__What this task involves__
Below are the records. List every line holding the word "higher".

[Figure collection entries]
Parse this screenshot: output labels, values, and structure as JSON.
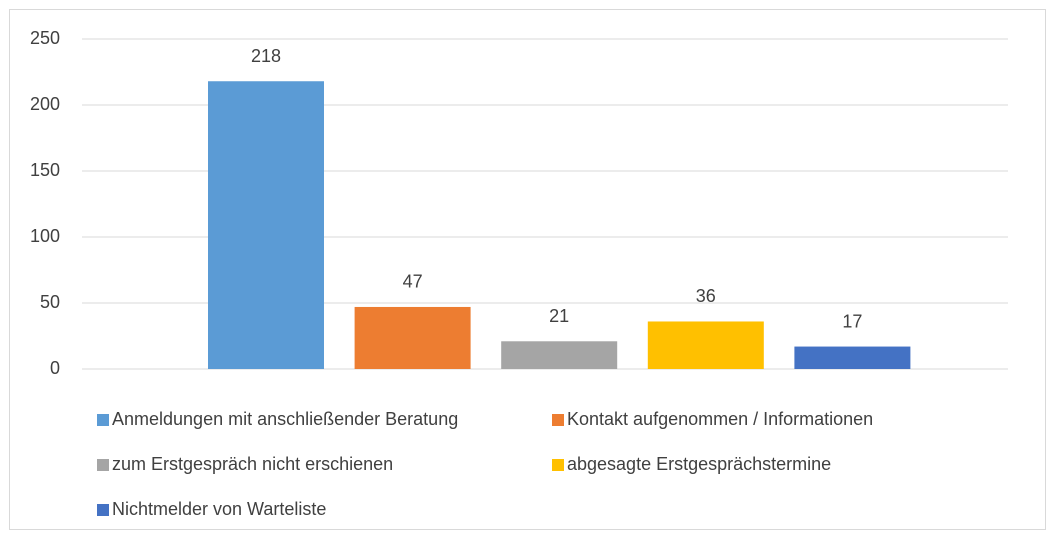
{
  "chart_data": {
    "type": "bar",
    "categories": [
      null
    ],
    "series": [
      {
        "name": "Anmeldungen mit anschließender Beratung",
        "color": "#5b9bd5",
        "values": [
          218
        ]
      },
      {
        "name": "Kontakt aufgenommen / Informationen",
        "color": "#ed7d31",
        "values": [
          47
        ]
      },
      {
        "name": "zum Erstgespräch nicht erschienen",
        "color": "#a5a5a5",
        "values": [
          21
        ]
      },
      {
        "name": "abgesagte Erstgesprächstermine",
        "color": "#ffc000",
        "values": [
          36
        ]
      },
      {
        "name": "Nichtmelder von Warteliste",
        "color": "#4472c4",
        "values": [
          17
        ]
      }
    ],
    "ylim": [
      0,
      250
    ],
    "yticks": [
      0,
      50,
      100,
      150,
      200,
      250
    ],
    "grid": true,
    "legend": "bottom"
  }
}
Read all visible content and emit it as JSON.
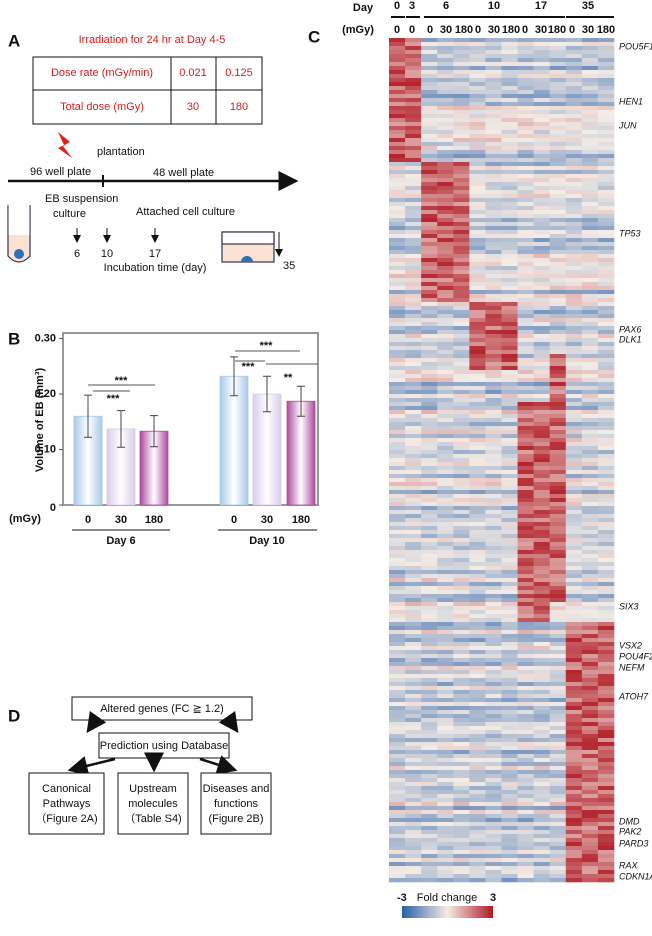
{
  "panel_a": {
    "label": "A",
    "title": "Irradiation for 24 hr at Day 4-5",
    "table": {
      "rows": [
        [
          "Dose rate (mGy/min)",
          "0.021",
          "0.125"
        ],
        [
          "Total dose (mGy)",
          "30",
          "180"
        ]
      ]
    },
    "plantation": "plantation",
    "plate_1": "96 well plate",
    "plate_2": "48 well plate",
    "culture_1": [
      "EB suspension",
      "culture"
    ],
    "culture_2": "Attached cell culture",
    "days": [
      "6",
      "10",
      "17",
      "35"
    ],
    "axis_label": "Incubation time (day)"
  },
  "chart_data": {
    "type": "bar",
    "label": "B",
    "ylabel": "Volume of EB (mm³)",
    "xlabel": "(mGy)",
    "categories": [
      "0",
      "30",
      "180",
      "0",
      "30",
      "180"
    ],
    "groups": [
      "Day 6",
      "Day 10"
    ],
    "values": [
      0.16,
      0.137,
      0.133,
      0.232,
      0.2,
      0.187
    ],
    "errors": [
      0.038,
      0.033,
      0.028,
      0.035,
      0.032,
      0.027
    ],
    "colors": [
      "#a9c9ea",
      "#d9cdea",
      "#b04a9f",
      "#a9c9ea",
      "#d9cdea",
      "#b04a9f"
    ],
    "ylim": [
      0,
      0.31
    ],
    "yticks": [
      0,
      {
        "value": 0.1,
        "label": "0.10"
      },
      {
        "value": 0.2,
        "label": "0.20"
      },
      {
        "value": 0.3,
        "label": "0.30"
      }
    ],
    "annotations": [
      "***",
      "***",
      "***",
      "***",
      "**"
    ]
  },
  "panel_c": {
    "label": "C",
    "day_label": "Day",
    "dose_label": "(mGy)",
    "days": [
      "0",
      "3",
      "6",
      "10",
      "17",
      "35"
    ],
    "doses": [
      [
        "0"
      ],
      [
        "0"
      ],
      [
        "0",
        "30",
        "180"
      ],
      [
        "0",
        "30",
        "180"
      ],
      [
        "0",
        "30",
        "180"
      ],
      [
        "0",
        "30",
        "180"
      ]
    ],
    "genes": [
      "POU5F1",
      "HEN1",
      "JUN",
      "TP53",
      "PAX6",
      "DLK1",
      "SIX3",
      "VSX2",
      "POU4F2",
      "NEFM",
      "ATOH7",
      "DMD",
      "PAK2",
      "PARD3",
      "RAX",
      "CDKN1A"
    ],
    "legend": {
      "min": "-3",
      "label": "Fold change",
      "max": "3"
    }
  },
  "panel_d": {
    "label": "D",
    "top": "Altered genes (FC ≧ 1.2)",
    "middle": "Prediction using Database",
    "boxes": [
      [
        "Canonical",
        "Pathways",
        "（Figure 2A)"
      ],
      [
        "Upstream",
        "molecules",
        "（Table S4)"
      ],
      [
        "Diseases and",
        "functions",
        "(Figure 2B)"
      ]
    ]
  }
}
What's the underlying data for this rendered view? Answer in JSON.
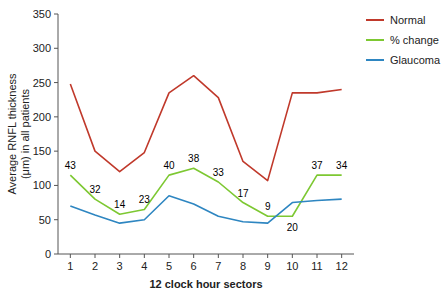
{
  "chart_data": {
    "type": "line",
    "x": [
      1,
      2,
      3,
      4,
      5,
      6,
      7,
      8,
      9,
      10,
      11,
      12
    ],
    "xlim": [
      0.5,
      12.5
    ],
    "xticks": [
      1,
      2,
      3,
      4,
      5,
      6,
      7,
      8,
      9,
      10,
      11,
      12
    ],
    "ylim": [
      0,
      350
    ],
    "yticks": [
      0,
      50,
      100,
      150,
      200,
      250,
      300,
      350
    ],
    "xlabel": "12 clock hour sectors",
    "ylabel": "Average RNFL thickness\n(μm) in all patients",
    "legend": "right",
    "series": [
      {
        "name": "Normal",
        "color": "#c0392b",
        "values": [
          248,
          150,
          120,
          148,
          235,
          260,
          228,
          135,
          107,
          235,
          235,
          240
        ]
      },
      {
        "name": "% change",
        "color": "#7dc832",
        "values": [
          115,
          80,
          58,
          65,
          115,
          125,
          105,
          75,
          55,
          55,
          115,
          115
        ]
      },
      {
        "name": "Glaucoma",
        "color": "#2e86c1",
        "values": [
          70,
          57,
          45,
          50,
          85,
          73,
          55,
          47,
          45,
          75,
          78,
          80
        ]
      }
    ],
    "annotations": [
      "43",
      "32",
      "14",
      "23",
      "40",
      "38",
      "33",
      "17",
      "9",
      "20",
      "37",
      "34"
    ]
  }
}
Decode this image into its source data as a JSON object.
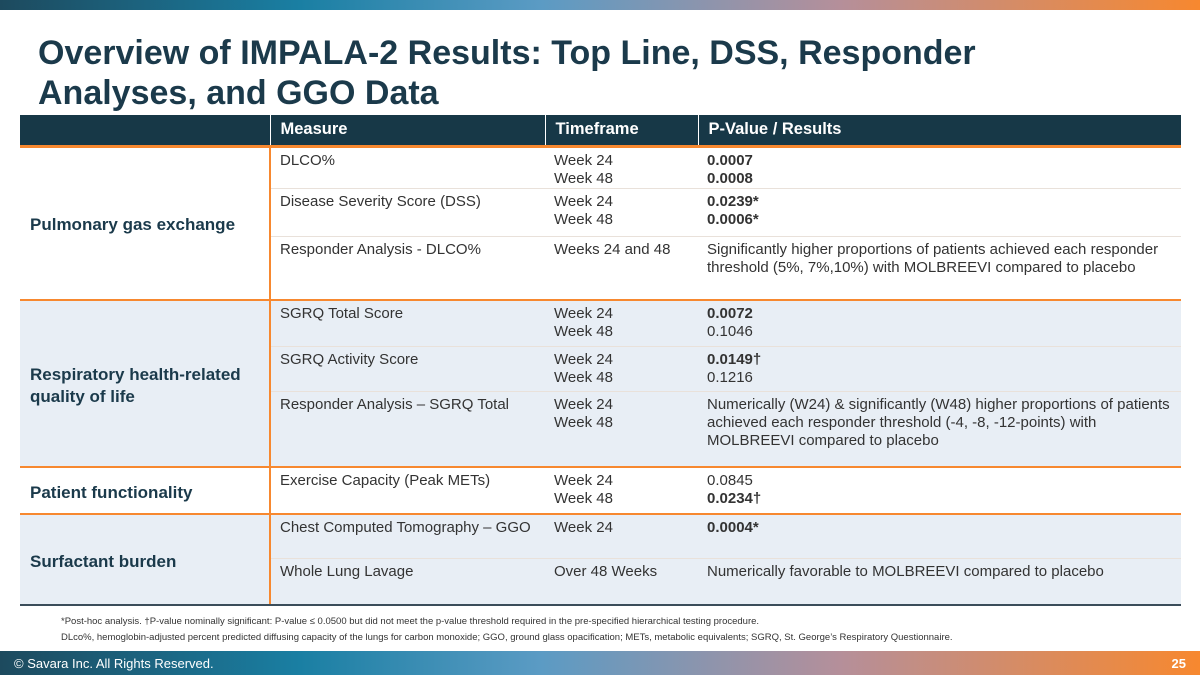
{
  "title": "Overview of IMPALA-2 Results: Top Line, DSS, Responder Analyses, and GGO Data",
  "table": {
    "headers": [
      "",
      "Measure",
      "Timeframe",
      "P-Value / Results"
    ],
    "groups": [
      {
        "category": "Pulmonary gas exchange",
        "rows": [
          {
            "measure": "DLCO%",
            "timeframe": [
              "Week 24",
              "Week 48"
            ],
            "results": [
              "0.0007",
              "0.0008"
            ],
            "bold": [
              true,
              true
            ]
          },
          {
            "measure": "Disease Severity Score (DSS)",
            "timeframe": [
              "Week 24",
              "Week 48"
            ],
            "results": [
              "0.0239*",
              "0.0006*"
            ],
            "bold": [
              true,
              true
            ]
          },
          {
            "measure": "Responder Analysis - DLCO%",
            "timeframe": [
              "Weeks 24 and 48"
            ],
            "results": [
              "Significantly higher proportions of patients achieved each responder threshold (5%, 7%,10%) with MOLBREEVI compared to placebo"
            ],
            "bold": [
              false
            ]
          }
        ]
      },
      {
        "category": "Respiratory health-related quality of life",
        "rows": [
          {
            "measure": "SGRQ Total Score",
            "timeframe": [
              "Week 24",
              "Week 48"
            ],
            "results": [
              "0.0072",
              "0.1046"
            ],
            "bold": [
              true,
              false
            ]
          },
          {
            "measure": "SGRQ Activity Score",
            "timeframe": [
              "Week 24",
              "Week 48"
            ],
            "results": [
              "0.0149†",
              "0.1216"
            ],
            "bold": [
              true,
              false
            ]
          },
          {
            "measure": "Responder Analysis – SGRQ Total",
            "timeframe": [
              "Week 24",
              "Week 48"
            ],
            "results": [
              "Numerically (W24) & significantly (W48) higher proportions of patients achieved each responder threshold (-4, -8, -12-points) with MOLBREEVI compared to placebo"
            ],
            "bold": [
              false
            ]
          }
        ]
      },
      {
        "category": "Patient functionality",
        "rows": [
          {
            "measure": "Exercise Capacity (Peak METs)",
            "timeframe": [
              "Week 24",
              "Week 48"
            ],
            "results": [
              "0.0845",
              "0.0234†"
            ],
            "bold": [
              false,
              true
            ]
          }
        ]
      },
      {
        "category": "Surfactant burden",
        "rows": [
          {
            "measure": "Chest Computed Tomography – GGO",
            "timeframe": [
              "Week 24"
            ],
            "results": [
              "0.0004*"
            ],
            "bold": [
              true
            ]
          },
          {
            "measure": "Whole Lung Lavage",
            "timeframe": [
              "Over 48 Weeks"
            ],
            "results": [
              "Numerically favorable to MOLBREEVI compared to placebo"
            ],
            "bold": [
              false
            ]
          }
        ]
      }
    ]
  },
  "footnotes": [
    "*Post-hoc analysis. †P-value nominally significant: P-value ≤ 0.0500 but did not meet the p-value threshold required in the pre-specified hierarchical testing procedure.",
    "DLco%, hemoglobin-adjusted percent predicted diffusing capacity of the lungs for carbon monoxide; GGO, ground glass opacification; METs, metabolic equivalents; SGRQ, St. George’s Respiratory Questionnaire."
  ],
  "footer": {
    "copyright": "© Savara Inc. All Rights Reserved.",
    "page": "25"
  },
  "colors": {
    "navy": "#173847",
    "orange": "#f7882f",
    "alt_row": "#e8eef5"
  }
}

__Written answer__
              "Significantly higher proportions of patients achieved each responder threshold (5%, 7%,10%) with MOLBREEVI compared to placebo"
              "Numerically (W24) & significantly (W48) higher proportions of patients achieved each responder threshold (-4, -8, -12-points) with MOLBREEVI compared to placebo"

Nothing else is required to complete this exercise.